--- START ---

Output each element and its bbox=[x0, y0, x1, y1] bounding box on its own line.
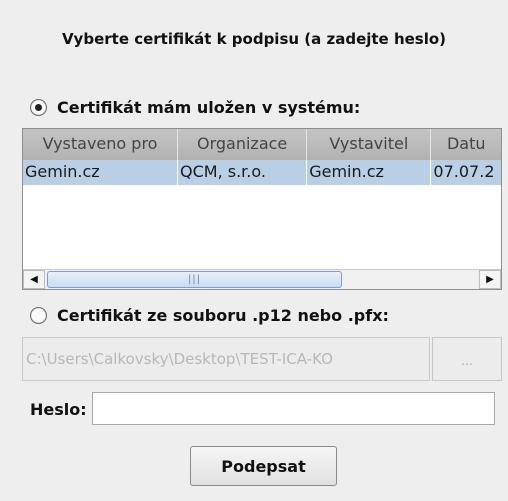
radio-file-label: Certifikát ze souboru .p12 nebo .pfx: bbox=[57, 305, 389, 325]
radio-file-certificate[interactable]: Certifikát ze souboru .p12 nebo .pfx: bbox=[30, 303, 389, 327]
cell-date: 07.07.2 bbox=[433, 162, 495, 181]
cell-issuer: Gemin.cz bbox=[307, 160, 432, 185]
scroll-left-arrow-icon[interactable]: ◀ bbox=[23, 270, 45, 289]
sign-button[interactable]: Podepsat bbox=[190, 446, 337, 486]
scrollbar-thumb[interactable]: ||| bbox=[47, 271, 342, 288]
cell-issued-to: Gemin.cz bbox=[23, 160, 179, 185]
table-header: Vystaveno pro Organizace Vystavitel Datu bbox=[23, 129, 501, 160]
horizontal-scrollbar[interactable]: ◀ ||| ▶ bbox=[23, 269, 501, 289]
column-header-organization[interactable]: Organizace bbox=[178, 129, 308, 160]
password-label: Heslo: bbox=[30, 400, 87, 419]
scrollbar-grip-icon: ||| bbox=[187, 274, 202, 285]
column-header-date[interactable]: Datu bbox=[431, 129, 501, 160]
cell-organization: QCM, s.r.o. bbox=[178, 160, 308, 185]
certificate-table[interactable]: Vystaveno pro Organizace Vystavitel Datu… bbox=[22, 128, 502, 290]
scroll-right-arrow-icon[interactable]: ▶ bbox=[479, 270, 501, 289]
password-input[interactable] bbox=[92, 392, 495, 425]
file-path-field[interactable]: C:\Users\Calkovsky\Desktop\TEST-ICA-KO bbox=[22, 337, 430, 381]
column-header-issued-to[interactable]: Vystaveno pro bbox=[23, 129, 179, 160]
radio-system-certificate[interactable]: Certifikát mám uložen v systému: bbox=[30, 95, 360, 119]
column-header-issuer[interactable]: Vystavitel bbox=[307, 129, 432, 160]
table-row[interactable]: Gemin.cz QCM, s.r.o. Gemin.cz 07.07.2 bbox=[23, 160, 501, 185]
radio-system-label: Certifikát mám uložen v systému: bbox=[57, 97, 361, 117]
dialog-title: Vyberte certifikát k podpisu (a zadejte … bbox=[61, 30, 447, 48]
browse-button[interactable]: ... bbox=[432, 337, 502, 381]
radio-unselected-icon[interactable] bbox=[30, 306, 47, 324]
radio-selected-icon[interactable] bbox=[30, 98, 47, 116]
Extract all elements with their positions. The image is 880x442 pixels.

--- END ---

→ **SET EXERCISE**
Copy the lines from the one containing "radio-file-label: Certifikát ze" to the one containing "sign-button[interactable]: Podepsat bbox=[190, 446, 337, 486]", inclusive, without changing anything.

→ **SOLUTION BELOW**
radio-file-label: Certifikát ze souboru .p12 nebo .pfx: bbox=[57, 305, 389, 325]
radio-file-certificate[interactable]: Certifikát ze souboru .p12 nebo .pfx: bbox=[30, 303, 389, 327]
cell-date: 07.07.2 bbox=[433, 162, 495, 181]
cell-issuer: Gemin.cz bbox=[307, 160, 432, 185]
scroll-left-arrow-icon[interactable]: ◀ bbox=[23, 270, 45, 289]
sign-button[interactable]: Podepsat bbox=[190, 446, 337, 486]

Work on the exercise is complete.